▶ _PROBLEM TO SOLVE_:
Go through the material below and copy all lines with "image".

Dataset excerpts
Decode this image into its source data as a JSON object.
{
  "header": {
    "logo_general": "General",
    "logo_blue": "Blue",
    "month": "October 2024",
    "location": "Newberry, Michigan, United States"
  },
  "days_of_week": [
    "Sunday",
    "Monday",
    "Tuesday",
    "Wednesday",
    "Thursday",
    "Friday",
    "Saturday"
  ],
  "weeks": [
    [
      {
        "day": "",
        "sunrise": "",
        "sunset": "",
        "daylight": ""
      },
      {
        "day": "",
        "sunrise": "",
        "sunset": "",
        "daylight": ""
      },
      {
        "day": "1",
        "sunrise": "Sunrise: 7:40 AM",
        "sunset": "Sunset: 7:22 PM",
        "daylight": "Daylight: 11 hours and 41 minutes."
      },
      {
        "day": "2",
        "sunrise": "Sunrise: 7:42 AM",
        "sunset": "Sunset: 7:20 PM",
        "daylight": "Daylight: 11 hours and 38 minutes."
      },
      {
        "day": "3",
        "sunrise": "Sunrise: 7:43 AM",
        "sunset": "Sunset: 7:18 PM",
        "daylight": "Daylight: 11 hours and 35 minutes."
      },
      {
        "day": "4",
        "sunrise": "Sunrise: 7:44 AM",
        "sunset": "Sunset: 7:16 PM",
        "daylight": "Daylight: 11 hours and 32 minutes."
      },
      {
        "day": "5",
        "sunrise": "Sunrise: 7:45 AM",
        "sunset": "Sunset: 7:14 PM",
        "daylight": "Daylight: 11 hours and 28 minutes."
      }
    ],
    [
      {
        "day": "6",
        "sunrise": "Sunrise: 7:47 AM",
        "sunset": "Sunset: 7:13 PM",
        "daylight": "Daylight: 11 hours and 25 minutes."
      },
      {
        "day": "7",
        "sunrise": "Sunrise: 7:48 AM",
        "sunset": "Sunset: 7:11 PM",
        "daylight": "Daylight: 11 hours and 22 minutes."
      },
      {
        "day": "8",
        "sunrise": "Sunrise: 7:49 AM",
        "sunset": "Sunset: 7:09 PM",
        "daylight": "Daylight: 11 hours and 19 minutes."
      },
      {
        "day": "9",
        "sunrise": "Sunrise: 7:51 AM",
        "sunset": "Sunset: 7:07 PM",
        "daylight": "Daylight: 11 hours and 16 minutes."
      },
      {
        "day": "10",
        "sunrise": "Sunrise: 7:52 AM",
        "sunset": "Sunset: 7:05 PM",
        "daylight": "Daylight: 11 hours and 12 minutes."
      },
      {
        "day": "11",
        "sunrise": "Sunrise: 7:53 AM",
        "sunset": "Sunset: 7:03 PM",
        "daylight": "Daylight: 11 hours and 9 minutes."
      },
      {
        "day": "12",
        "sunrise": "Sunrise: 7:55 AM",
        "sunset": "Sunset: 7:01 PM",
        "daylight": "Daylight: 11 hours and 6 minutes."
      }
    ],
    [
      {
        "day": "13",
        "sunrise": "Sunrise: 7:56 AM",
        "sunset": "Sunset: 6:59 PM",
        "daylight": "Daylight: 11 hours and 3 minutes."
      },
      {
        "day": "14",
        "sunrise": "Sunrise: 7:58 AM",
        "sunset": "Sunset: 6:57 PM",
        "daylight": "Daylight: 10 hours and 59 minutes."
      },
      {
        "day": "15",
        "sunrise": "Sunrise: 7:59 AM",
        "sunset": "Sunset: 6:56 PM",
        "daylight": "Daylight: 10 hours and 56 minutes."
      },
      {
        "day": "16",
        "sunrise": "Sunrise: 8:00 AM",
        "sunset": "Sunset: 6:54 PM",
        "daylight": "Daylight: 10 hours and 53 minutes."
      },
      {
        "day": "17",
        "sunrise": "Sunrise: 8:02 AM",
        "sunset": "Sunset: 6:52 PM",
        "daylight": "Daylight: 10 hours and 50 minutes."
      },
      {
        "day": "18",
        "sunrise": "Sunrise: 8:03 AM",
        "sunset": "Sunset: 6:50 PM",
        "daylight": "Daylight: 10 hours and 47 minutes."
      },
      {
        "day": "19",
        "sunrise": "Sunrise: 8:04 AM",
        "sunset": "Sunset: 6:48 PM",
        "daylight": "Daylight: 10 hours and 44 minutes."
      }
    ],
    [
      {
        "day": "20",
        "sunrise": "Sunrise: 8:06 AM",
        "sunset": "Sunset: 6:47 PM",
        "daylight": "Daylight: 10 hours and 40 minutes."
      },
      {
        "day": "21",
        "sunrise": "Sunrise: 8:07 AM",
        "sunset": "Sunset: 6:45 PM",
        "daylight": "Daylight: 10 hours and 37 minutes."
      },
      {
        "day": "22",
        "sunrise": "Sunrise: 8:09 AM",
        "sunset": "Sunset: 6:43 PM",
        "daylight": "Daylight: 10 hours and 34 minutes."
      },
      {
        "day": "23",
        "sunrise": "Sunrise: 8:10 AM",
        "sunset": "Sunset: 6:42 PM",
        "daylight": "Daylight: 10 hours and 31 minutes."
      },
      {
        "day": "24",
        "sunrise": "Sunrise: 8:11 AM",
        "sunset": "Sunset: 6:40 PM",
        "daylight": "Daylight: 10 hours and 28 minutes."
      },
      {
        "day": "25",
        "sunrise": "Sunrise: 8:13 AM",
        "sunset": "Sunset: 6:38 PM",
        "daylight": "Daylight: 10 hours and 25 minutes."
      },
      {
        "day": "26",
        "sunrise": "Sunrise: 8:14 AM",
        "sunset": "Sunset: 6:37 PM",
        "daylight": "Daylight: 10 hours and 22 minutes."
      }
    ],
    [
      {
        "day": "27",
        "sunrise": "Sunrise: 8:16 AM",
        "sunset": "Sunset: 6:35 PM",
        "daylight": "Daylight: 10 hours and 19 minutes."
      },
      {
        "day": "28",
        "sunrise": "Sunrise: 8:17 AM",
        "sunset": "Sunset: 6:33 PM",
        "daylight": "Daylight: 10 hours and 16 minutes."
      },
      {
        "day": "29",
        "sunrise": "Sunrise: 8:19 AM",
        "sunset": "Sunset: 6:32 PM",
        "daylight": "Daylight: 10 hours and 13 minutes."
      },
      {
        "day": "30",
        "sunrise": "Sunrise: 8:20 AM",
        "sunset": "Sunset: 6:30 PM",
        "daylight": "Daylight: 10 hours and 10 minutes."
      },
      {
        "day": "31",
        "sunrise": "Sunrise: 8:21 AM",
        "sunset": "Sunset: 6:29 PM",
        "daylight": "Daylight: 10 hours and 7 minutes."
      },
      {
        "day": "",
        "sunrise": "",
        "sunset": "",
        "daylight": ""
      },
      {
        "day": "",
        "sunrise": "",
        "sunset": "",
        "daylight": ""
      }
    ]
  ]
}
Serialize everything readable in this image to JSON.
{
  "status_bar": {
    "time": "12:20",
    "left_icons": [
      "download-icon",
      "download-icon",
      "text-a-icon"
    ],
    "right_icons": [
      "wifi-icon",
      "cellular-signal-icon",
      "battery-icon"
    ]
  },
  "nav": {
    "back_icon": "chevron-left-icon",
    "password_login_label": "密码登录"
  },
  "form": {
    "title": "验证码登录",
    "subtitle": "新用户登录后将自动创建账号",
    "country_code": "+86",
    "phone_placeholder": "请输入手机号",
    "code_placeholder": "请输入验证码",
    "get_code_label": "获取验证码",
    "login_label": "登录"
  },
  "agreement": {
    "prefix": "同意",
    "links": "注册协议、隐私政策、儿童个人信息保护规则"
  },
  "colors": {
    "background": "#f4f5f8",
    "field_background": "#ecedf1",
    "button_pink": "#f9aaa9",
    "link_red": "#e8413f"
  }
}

▶ _RESPONSE BELOW_:
Decode this image into its source data as a JSON object.
Serialize everything readable in this image to JSON.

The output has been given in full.